▶ **Your task**
For this exercise, repeat all of the material verbatim apart from its images.

▶ **Exercise material**
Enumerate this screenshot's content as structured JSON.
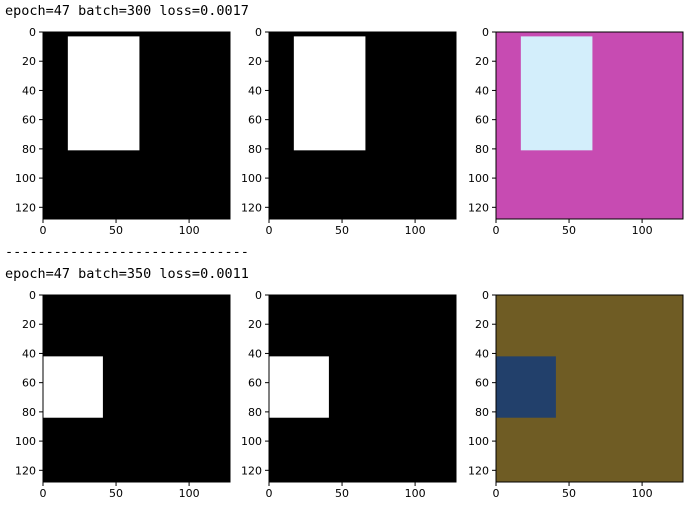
{
  "log_lines": [
    "epoch=47 batch=300 loss=0.0017",
    "epoch=47 batch=350 loss=0.0011"
  ],
  "separator": "------------------------------",
  "chart_data": [
    {
      "type": "heatmap",
      "block": 1,
      "panel": 1,
      "background": "#000000",
      "rect_color": "#ffffff",
      "rect": {
        "x0": 17,
        "x1": 66,
        "y0": 3,
        "y1": 81
      },
      "xlim": [
        0,
        128
      ],
      "ylim": [
        128,
        0
      ],
      "xticks": [
        0,
        50,
        100
      ],
      "yticks": [
        0,
        20,
        40,
        60,
        80,
        100,
        120
      ]
    },
    {
      "type": "heatmap",
      "block": 1,
      "panel": 2,
      "background": "#000000",
      "rect_color": "#ffffff",
      "rect": {
        "x0": 17,
        "x1": 66,
        "y0": 3,
        "y1": 81
      },
      "xlim": [
        0,
        128
      ],
      "ylim": [
        128,
        0
      ],
      "xticks": [
        0,
        50,
        100
      ],
      "yticks": [
        0,
        20,
        40,
        60,
        80,
        100,
        120
      ]
    },
    {
      "type": "heatmap",
      "block": 1,
      "panel": 3,
      "background": "#c74bb2",
      "rect_color": "#d3eefb",
      "rect": {
        "x0": 17,
        "x1": 66,
        "y0": 3,
        "y1": 81
      },
      "xlim": [
        0,
        128
      ],
      "ylim": [
        128,
        0
      ],
      "xticks": [
        0,
        50,
        100
      ],
      "yticks": [
        0,
        20,
        40,
        60,
        80,
        100,
        120
      ]
    },
    {
      "type": "heatmap",
      "block": 2,
      "panel": 1,
      "background": "#000000",
      "rect_color": "#ffffff",
      "rect": {
        "x0": 0,
        "x1": 41,
        "y0": 42,
        "y1": 84
      },
      "xlim": [
        0,
        128
      ],
      "ylim": [
        128,
        0
      ],
      "xticks": [
        0,
        50,
        100
      ],
      "yticks": [
        0,
        20,
        40,
        60,
        80,
        100,
        120
      ]
    },
    {
      "type": "heatmap",
      "block": 2,
      "panel": 2,
      "background": "#000000",
      "rect_color": "#ffffff",
      "rect": {
        "x0": 0,
        "x1": 41,
        "y0": 42,
        "y1": 84
      },
      "xlim": [
        0,
        128
      ],
      "ylim": [
        128,
        0
      ],
      "xticks": [
        0,
        50,
        100
      ],
      "yticks": [
        0,
        20,
        40,
        60,
        80,
        100,
        120
      ]
    },
    {
      "type": "heatmap",
      "block": 2,
      "panel": 3,
      "background": "#6f5c24",
      "rect_color": "#22406b",
      "rect": {
        "x0": 0,
        "x1": 41,
        "y0": 42,
        "y1": 84
      },
      "xlim": [
        0,
        128
      ],
      "ylim": [
        128,
        0
      ],
      "xticks": [
        0,
        50,
        100
      ],
      "yticks": [
        0,
        20,
        40,
        60,
        80,
        100,
        120
      ]
    }
  ]
}
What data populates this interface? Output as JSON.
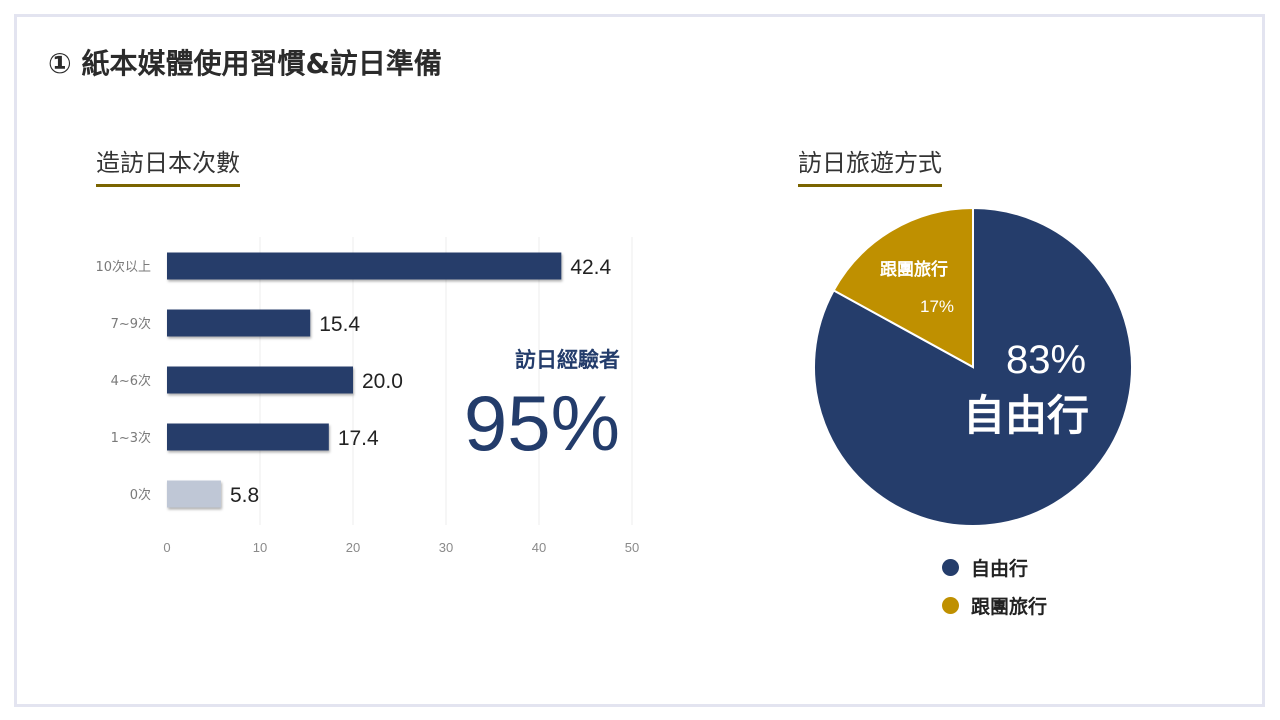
{
  "slide": {
    "title": "① 紙本媒體使用習慣&訪日準備"
  },
  "left_section": {
    "title": "造訪日本次數",
    "callout_label": "訪日經驗者",
    "callout_value": "95%"
  },
  "right_section": {
    "title": "訪日旅遊方式",
    "main_label_pct": "83%",
    "main_label_text": "自由行",
    "minor_label_text": "跟團旅行",
    "minor_label_pct": "17%"
  },
  "colors": {
    "navy": "#253d6b",
    "light": "#bfc7d6",
    "gold": "#bf9000",
    "accent_line": "#7a6400"
  },
  "chart_data": [
    {
      "type": "bar",
      "orientation": "horizontal",
      "title": "造訪日本次數",
      "categories": [
        "10次以上",
        "7~9次",
        "4~6次",
        "1~3次",
        "0次"
      ],
      "values": [
        42.4,
        15.4,
        20.0,
        17.4,
        5.8
      ],
      "value_labels": [
        "42.4",
        "15.4",
        "20.0",
        "17.4",
        "5.8"
      ],
      "xlim": [
        0,
        50
      ],
      "xticks": [
        "0",
        "10",
        "20",
        "30",
        "40",
        "50"
      ],
      "grid": true
    },
    {
      "type": "pie",
      "title": "訪日旅遊方式",
      "labels": [
        "自由行",
        "跟團旅行"
      ],
      "values": [
        83,
        17
      ],
      "colors": [
        "#253d6b",
        "#bf9000"
      ],
      "legend": "bottom"
    }
  ]
}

▶ **Answer below**
Enumerate this screenshot's content as structured JSON.
{
  "log_lines": [
    "epoch=47 batch=300 loss=0.0017",
    "epoch=47 batch=350 loss=0.0011"
  ],
  "separator": "------------------------------",
  "chart_data": [
    {
      "type": "heatmap",
      "block": 1,
      "panel": 1,
      "background": "#000000",
      "rect_color": "#ffffff",
      "rect": {
        "x0": 17,
        "x1": 66,
        "y0": 3,
        "y1": 81
      },
      "xlim": [
        0,
        128
      ],
      "ylim": [
        128,
        0
      ],
      "xticks": [
        0,
        50,
        100
      ],
      "yticks": [
        0,
        20,
        40,
        60,
        80,
        100,
        120
      ]
    },
    {
      "type": "heatmap",
      "block": 1,
      "panel": 2,
      "background": "#000000",
      "rect_color": "#ffffff",
      "rect": {
        "x0": 17,
        "x1": 66,
        "y0": 3,
        "y1": 81
      },
      "xlim": [
        0,
        128
      ],
      "ylim": [
        128,
        0
      ],
      "xticks": [
        0,
        50,
        100
      ],
      "yticks": [
        0,
        20,
        40,
        60,
        80,
        100,
        120
      ]
    },
    {
      "type": "heatmap",
      "block": 1,
      "panel": 3,
      "background": "#c74bb2",
      "rect_color": "#d3eefb",
      "rect": {
        "x0": 17,
        "x1": 66,
        "y0": 3,
        "y1": 81
      },
      "xlim": [
        0,
        128
      ],
      "ylim": [
        128,
        0
      ],
      "xticks": [
        0,
        50,
        100
      ],
      "yticks": [
        0,
        20,
        40,
        60,
        80,
        100,
        120
      ]
    },
    {
      "type": "heatmap",
      "block": 2,
      "panel": 1,
      "background": "#000000",
      "rect_color": "#ffffff",
      "rect": {
        "x0": 0,
        "x1": 41,
        "y0": 42,
        "y1": 84
      },
      "xlim": [
        0,
        128
      ],
      "ylim": [
        128,
        0
      ],
      "xticks": [
        0,
        50,
        100
      ],
      "yticks": [
        0,
        20,
        40,
        60,
        80,
        100,
        120
      ]
    },
    {
      "type": "heatmap",
      "block": 2,
      "panel": 2,
      "background": "#000000",
      "rect_color": "#ffffff",
      "rect": {
        "x0": 0,
        "x1": 41,
        "y0": 42,
        "y1": 84
      },
      "xlim": [
        0,
        128
      ],
      "ylim": [
        128,
        0
      ],
      "xticks": [
        0,
        50,
        100
      ],
      "yticks": [
        0,
        20,
        40,
        60,
        80,
        100,
        120
      ]
    },
    {
      "type": "heatmap",
      "block": 2,
      "panel": 3,
      "background": "#6f5c24",
      "rect_color": "#22406b",
      "rect": {
        "x0": 0,
        "x1": 41,
        "y0": 42,
        "y1": 84
      },
      "xlim": [
        0,
        128
      ],
      "ylim": [
        128,
        0
      ],
      "xticks": [
        0,
        50,
        100
      ],
      "yticks": [
        0,
        20,
        40,
        60,
        80,
        100,
        120
      ]
    }
  ]
}
What data populates this interface? Output as JSON.
{
  "slide": {
    "title": "① 紙本媒體使用習慣&訪日準備"
  },
  "left_section": {
    "title": "造訪日本次數",
    "callout_label": "訪日經驗者",
    "callout_value": "95%"
  },
  "right_section": {
    "title": "訪日旅遊方式",
    "main_label_pct": "83%",
    "main_label_text": "自由行",
    "minor_label_text": "跟團旅行",
    "minor_label_pct": "17%"
  },
  "colors": {
    "navy": "#253d6b",
    "light": "#bfc7d6",
    "gold": "#bf9000",
    "accent_line": "#7a6400"
  },
  "chart_data": [
    {
      "type": "bar",
      "orientation": "horizontal",
      "title": "造訪日本次數",
      "categories": [
        "10次以上",
        "7~9次",
        "4~6次",
        "1~3次",
        "0次"
      ],
      "values": [
        42.4,
        15.4,
        20.0,
        17.4,
        5.8
      ],
      "value_labels": [
        "42.4",
        "15.4",
        "20.0",
        "17.4",
        "5.8"
      ],
      "xlim": [
        0,
        50
      ],
      "xticks": [
        "0",
        "10",
        "20",
        "30",
        "40",
        "50"
      ],
      "grid": true
    },
    {
      "type": "pie",
      "title": "訪日旅遊方式",
      "labels": [
        "自由行",
        "跟團旅行"
      ],
      "values": [
        83,
        17
      ],
      "colors": [
        "#253d6b",
        "#bf9000"
      ],
      "legend": "bottom"
    }
  ]
}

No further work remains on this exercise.